Start of Supplied information

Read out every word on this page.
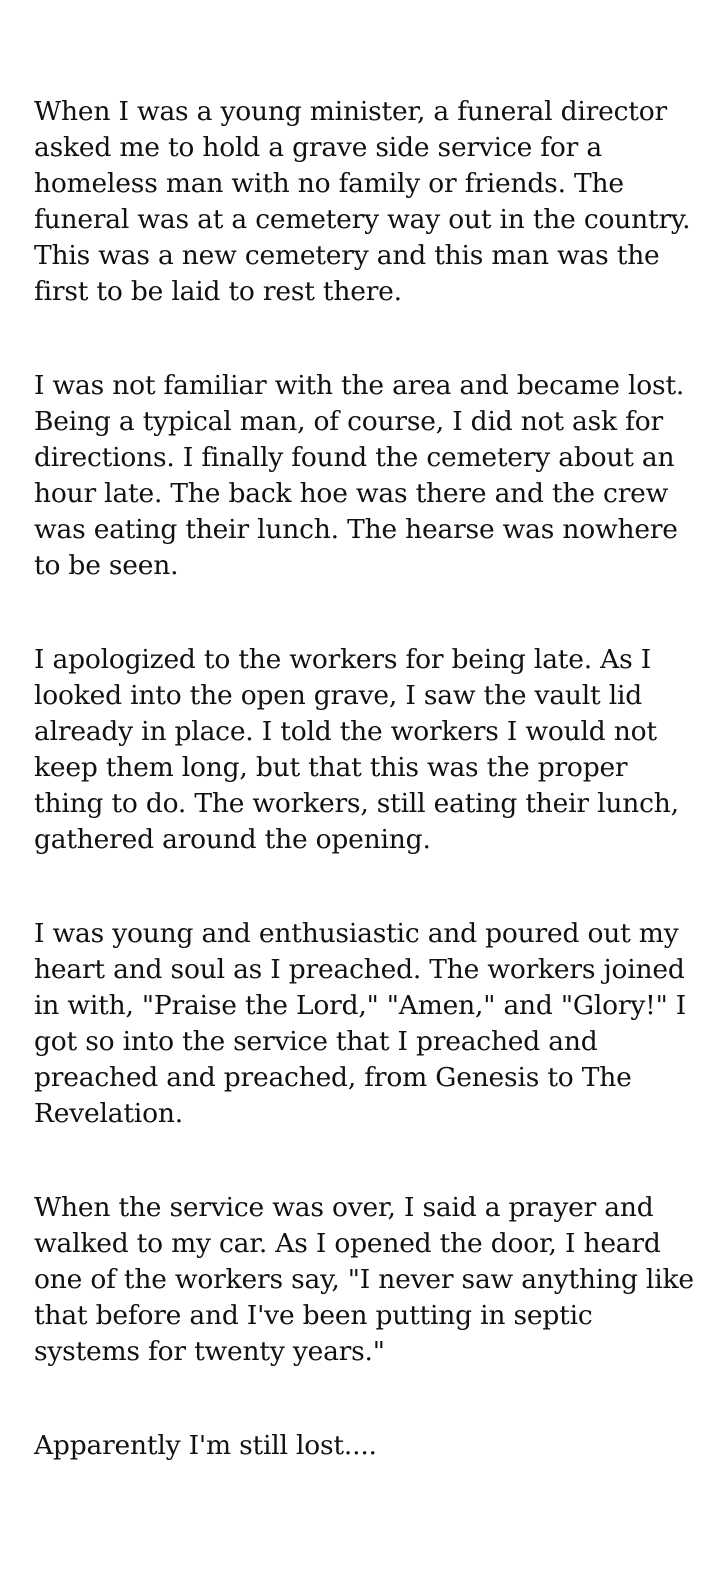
When I was a young minister, a funeral director asked me to hold a grave side service for a homeless man with no family or friends. The funeral was at a cemetery way out in the country. This was a new cemetery and this man was the first to be laid to rest there.

I was not familiar with the area and became lost. Being a typical man, of course, I did not ask for directions. I finally found the cemetery about an hour late. The back hoe was there and the crew was eating their lunch. The hearse was nowhere to be seen.

I apologized to the workers for being late. As I looked into the open grave, I saw the vault lid already in place. I told the workers I would not keep them long, but that this was the proper thing to do. The workers, still eating their lunch, gathered around the opening.

I was young and enthusiastic and poured out my heart and soul as I preached. The workers joined in with, "Praise the Lord," "Amen," and "Glory!" I got so into the service that I preached and preached and preached, from Genesis to The Revelation.

When the service was over, I said a prayer and walked to my car. As I opened the door, I heard one of the workers say, "I never saw anything like that before and I've been putting in septic systems for twenty years."

Apparently I'm still lost....
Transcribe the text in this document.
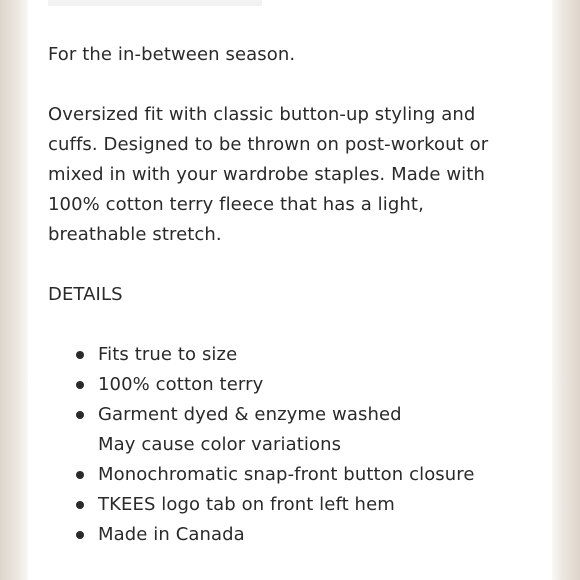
For the in-between season.

Oversized fit with classic button-up styling and cuffs. Designed to be thrown on post-workout or mixed in with your wardrobe staples. Made with 100% cotton terry fleece that has a light, breathable stretch.

DETAILS

Fits true to size
100% cotton terry
Garment dyed & enzyme washed
May cause color variations
Monochromatic snap-front button closure
TKEES logo tab on front left hem
Made in Canada
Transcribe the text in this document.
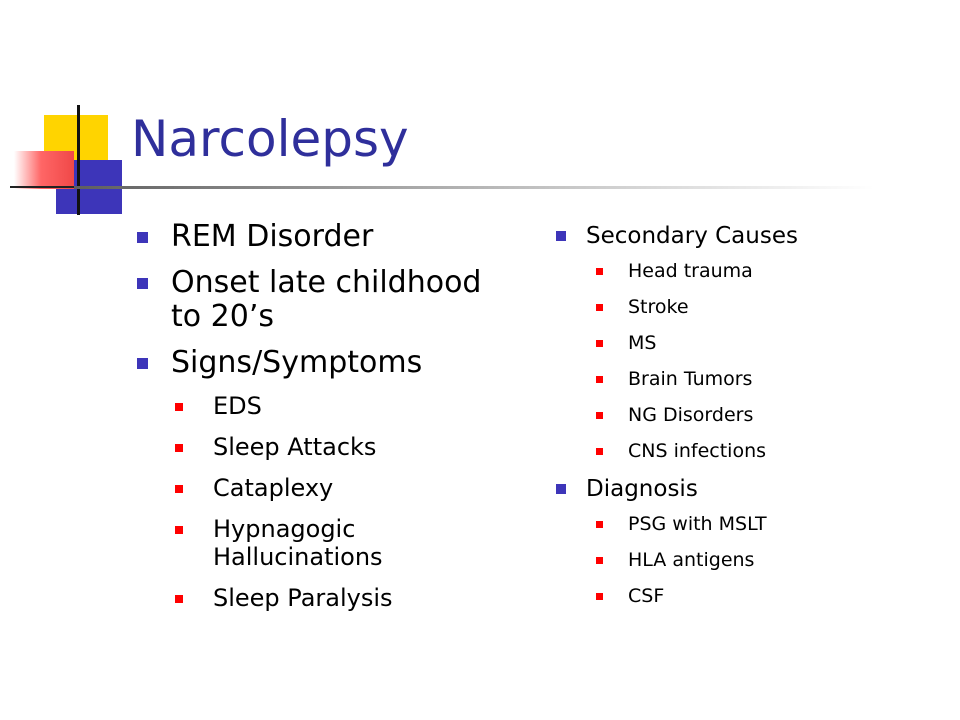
Narcolepsy
REM Disorder
Onset late childhood to 20’s
Signs/Symptoms
EDS
Sleep Attacks
Cataplexy
Hypnagogic Hallucinations
Sleep Paralysis
Secondary Causes
Head trauma
Stroke
MS
Brain Tumors
NG Disorders
CNS infections
Diagnosis
PSG with MSLT
HLA antigens
CSF
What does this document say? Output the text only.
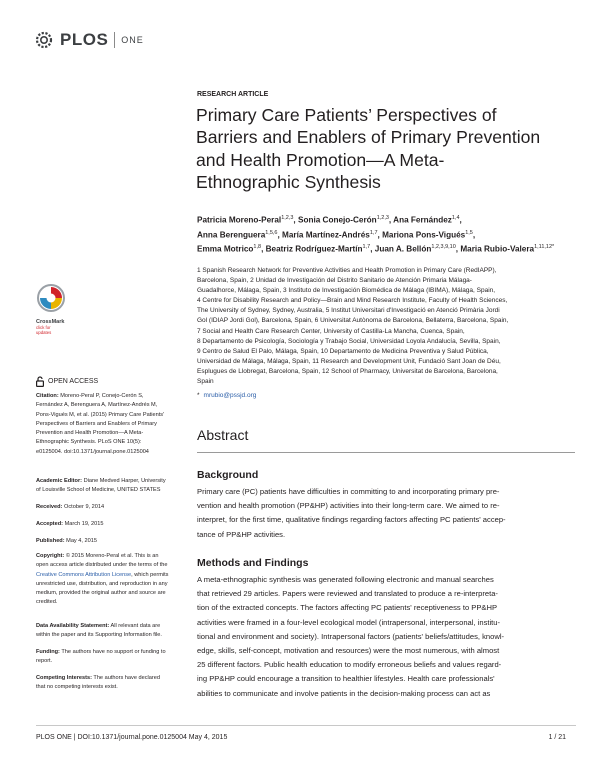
PLOS ONE
RESEARCH ARTICLE
Primary Care Patients’ Perspectives of
Barriers and Enablers of Primary Prevention
and Health Promotion—A Meta-
Ethnographic Synthesis
Patricia Moreno-Peral$^{1,2,3}$, Sonia Conejo-Cerón$^{1,2,3}$, Ana Fernández$^{1,4}$,
Anna Berenguera$^{1,5,6}$, María Martínez-Andrés$^{1,7}$, Mariona Pons-Vigués$^{1,5}$,
Emma Motrico$^{1,8}$, Beatriz Rodríguez-Martín$^{1,7}$, Juan A. Bellón$^{1,2,3,9,10}$, Maria Rubio-Valera$^{1,11,12*}$
1 Spanish Research Network for Preventive Activities and Health Promotion in Primary Care (RedIAPP),
Barcelona, Spain, 2 Unidad de Investigación del Distrito Sanitario de Atención Primaria Málaga-
Guadalhorce, Málaga, Spain, 3 Instituto de Investigación Biomédica de Málaga (IBIMA), Málaga, Spain,
4 Centre for Disability Research and Policy—Brain and Mind Research Institute, Faculty of Health Sciences,
The University of Sydney, Sydney, Australia, 5 Institut Universitari d'Investigació en Atenció Primària Jordi
Gol (IDIAP Jordi Gol), Barcelona, Spain, 6 Universitat Autònoma de Barcelona, Bellaterra, Barcelona, Spain,
7 Social and Health Care Research Center, University of Castilla-La Mancha, Cuenca, Spain,
8 Departamento de Psicología, Sociología y Trabajo Social, Universidad Loyola Andalucía, Sevilla, Spain,
9 Centro de Salud El Palo, Málaga, Spain, 10 Departamento de Medicina Preventiva y Salud Pública,
Universidad de Málaga, Málaga, Spain, 11 Research and Development Unit, Fundació Sant Joan de Déu,
Esplugues de Llobregat, Barcelona, Spain, 12 School of Pharmacy, Universitat de Barcelona, Barcelona,
Spain
* mrubio@pssjd.org
Abstract
Background
Primary care (PC) patients have difficulties in committing to and incorporating primary pre-
vention and health promotion (PP&HP) activities into their long-term care. We aimed to re-
interpret, for the first time, qualitative findings regarding factors affecting PC patients' accep-
tance of PP&HP activities.
Methods and Findings
A meta-ethnographic synthesis was generated following electronic and manual searches
that retrieved 29 articles. Papers were reviewed and translated to produce a re-interpreta-
tion of the extracted concepts. The factors affecting PC patients' receptiveness to PP&HP
activities were framed in a four-level ecological model (intrapersonal, interpersonal, institu-
tional and environment and society). Intrapersonal factors (patients' beliefs/attitudes, knowl-
edge, skills, self-concept, motivation and resources) were the most numerous, with almost
25 different factors. Public health education to modify erroneous beliefs and values regard-
ing PP&HP could encourage a transition to healthier lifestyles. Health care professionals'
abilities to communicate and involve patients in the decision-making process can act as
CrossMark
click for updates
OPEN ACCESS
Citation: Moreno-Peral P, Conejo-Cerón S,
Fernández A, Berenguera A, Martínez-Andrés M,
Pons-Vigués M, et al. (2015) Primary Care Patients'
Perspectives of Barriers and Enablers of Primary
Prevention and Health Promotion—A Meta-
Ethnographic Synthesis. PLoS ONE 10(5):
e0125004. doi:10.1371/journal.pone.0125004
Academic Editor: Diane Medved Harper, University
of Louisville School of Medicine, UNITED STATES
Received: October 9, 2014
Accepted: March 19, 2015
Published: May 4, 2015
Copyright: © 2015 Moreno-Peral et al. This is an
open access article distributed under the terms of the
Creative Commons Attribution License, which permits
unrestricted use, distribution, and reproduction in any
medium, provided the original author and source are
credited.
Data Availability Statement: All relevant data are
within the paper and its Supporting Information file.
Funding: The authors have no support or funding to
report.
Competing Interests: The authors have declared
that no competing interests exist.
PLOS ONE | DOI:10.1371/journal.pone.0125004 May 4, 2015	1 / 21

End of Supplied information

## What the exercise asks
Write the entries above out again exactly, but not the pictures.

## Final answer
Read out every word on this page.
When I was a young minister, a funeral director asked me to hold a grave side service for a homeless man with no family or friends. The funeral was at a cemetery way out in the country. This was a new cemetery and this man was the first to be laid to rest there.

I was not familiar with the area and became lost. Being a typical man, of course, I did not ask for directions. I finally found the cemetery about an hour late. The back hoe was there and the crew was eating their lunch. The hearse was nowhere to be seen.

I apologized to the workers for being late. As I looked into the open grave, I saw the vault lid already in place. I told the workers I would not keep them long, but that this was the proper thing to do. The workers, still eating their lunch, gathered around the opening.

I was young and enthusiastic and poured out my heart and soul as I preached. The workers joined in with, "Praise the Lord," "Amen," and "Glory!" I got so into the service that I preached and preached and preached, from Genesis to The Revelation.

When the service was over, I said a prayer and walked to my car. As I opened the door, I heard one of the workers say, "I never saw anything like that before and I've been putting in septic systems for twenty years."

Apparently I'm still lost....
Transcribe the text in this document.
For the in-between season.

Oversized fit with classic button-up styling and cuffs. Designed to be thrown on post-workout or mixed in with your wardrobe staples. Made with 100% cotton terry fleece that has a light, breathable stretch.

DETAILS

Fits true to size
100% cotton terry
Garment dyed & enzyme washed
May cause color variations
Monochromatic snap-front button closure
TKEES logo tab on front left hem
Made in Canada
Transcribe the text in this document.
Narcolepsy
REM Disorder
Onset late childhood to 20’s
Signs/Symptoms
EDS
Sleep Attacks
Cataplexy
Hypnagogic Hallucinations
Sleep Paralysis
Secondary Causes
Head trauma
Stroke
MS
Brain Tumors
NG Disorders
CNS infections
Diagnosis
PSG with MSLT
HLA antigens
CSF
What does this document say? Output the text only.
PLOS ONE
RESEARCH ARTICLE
Primary Care Patients’ Perspectives of
Barriers and Enablers of Primary Prevention
and Health Promotion—A Meta-
Ethnographic Synthesis
Patricia Moreno-Peral$^{1,2,3}$, Sonia Conejo-Cerón$^{1,2,3}$, Ana Fernández$^{1,4}$,
Anna Berenguera$^{1,5,6}$, María Martínez-Andrés$^{1,7}$, Mariona Pons-Vigués$^{1,5}$,
Emma Motrico$^{1,8}$, Beatriz Rodríguez-Martín$^{1,7}$, Juan A. Bellón$^{1,2,3,9,10}$, Maria Rubio-Valera$^{1,11,12*}$
1 Spanish Research Network for Preventive Activities and Health Promotion in Primary Care (RedIAPP),
Barcelona, Spain, 2 Unidad de Investigación del Distrito Sanitario de Atención Primaria Málaga-
Guadalhorce, Málaga, Spain, 3 Instituto de Investigación Biomédica de Málaga (IBIMA), Málaga, Spain,
4 Centre for Disability Research and Policy—Brain and Mind Research Institute, Faculty of Health Sciences,
The University of Sydney, Sydney, Australia, 5 Institut Universitari d'Investigació en Atenció Primària Jordi
Gol (IDIAP Jordi Gol), Barcelona, Spain, 6 Universitat Autònoma de Barcelona, Bellaterra, Barcelona, Spain,
7 Social and Health Care Research Center, University of Castilla-La Mancha, Cuenca, Spain,
8 Departamento de Psicología, Sociología y Trabajo Social, Universidad Loyola Andalucía, Sevilla, Spain,
9 Centro de Salud El Palo, Málaga, Spain, 10 Departamento de Medicina Preventiva y Salud Pública,
Universidad de Málaga, Málaga, Spain, 11 Research and Development Unit, Fundació Sant Joan de Déu,
Esplugues de Llobregat, Barcelona, Spain, 12 School of Pharmacy, Universitat de Barcelona, Barcelona,
Spain
* mrubio@pssjd.org
Abstract
Background
Primary care (PC) patients have difficulties in committing to and incorporating primary pre-
vention and health promotion (PP&HP) activities into their long-term care. We aimed to re-
interpret, for the first time, qualitative findings regarding factors affecting PC patients' accep-
tance of PP&HP activities.
Methods and Findings
A meta-ethnographic synthesis was generated following electronic and manual searches
that retrieved 29 articles. Papers were reviewed and translated to produce a re-interpreta-
tion of the extracted concepts. The factors affecting PC patients' receptiveness to PP&HP
activities were framed in a four-level ecological model (intrapersonal, interpersonal, institu-
tional and environment and society). Intrapersonal factors (patients' beliefs/attitudes, knowl-
edge, skills, self-concept, motivation and resources) were the most numerous, with almost
25 different factors. Public health education to modify erroneous beliefs and values regard-
ing PP&HP could encourage a transition to healthier lifestyles. Health care professionals'
abilities to communicate and involve patients in the decision-making process can act as
CrossMark
click for updates
OPEN ACCESS
Citation: Moreno-Peral P, Conejo-Cerón S,
Fernández A, Berenguera A, Martínez-Andrés M,
Pons-Vigués M, et al. (2015) Primary Care Patients'
Perspectives of Barriers and Enablers of Primary
Prevention and Health Promotion—A Meta-
Ethnographic Synthesis. PLoS ONE 10(5):
e0125004. doi:10.1371/journal.pone.0125004
Academic Editor: Diane Medved Harper, University
of Louisville School of Medicine, UNITED STATES
Received: October 9, 2014
Accepted: March 19, 2015
Published: May 4, 2015
Copyright: © 2015 Moreno-Peral et al. This is an
open access article distributed under the terms of the
Creative Commons Attribution License, which permits
unrestricted use, distribution, and reproduction in any
medium, provided the original author and source are
credited.
Data Availability Statement: All relevant data are
within the paper and its Supporting Information file.
Funding: The authors have no support or funding to
report.
Competing Interests: The authors have declared
that no competing interests exist.
PLOS ONE | DOI:10.1371/journal.pone.0125004 May 4, 2015	1 / 21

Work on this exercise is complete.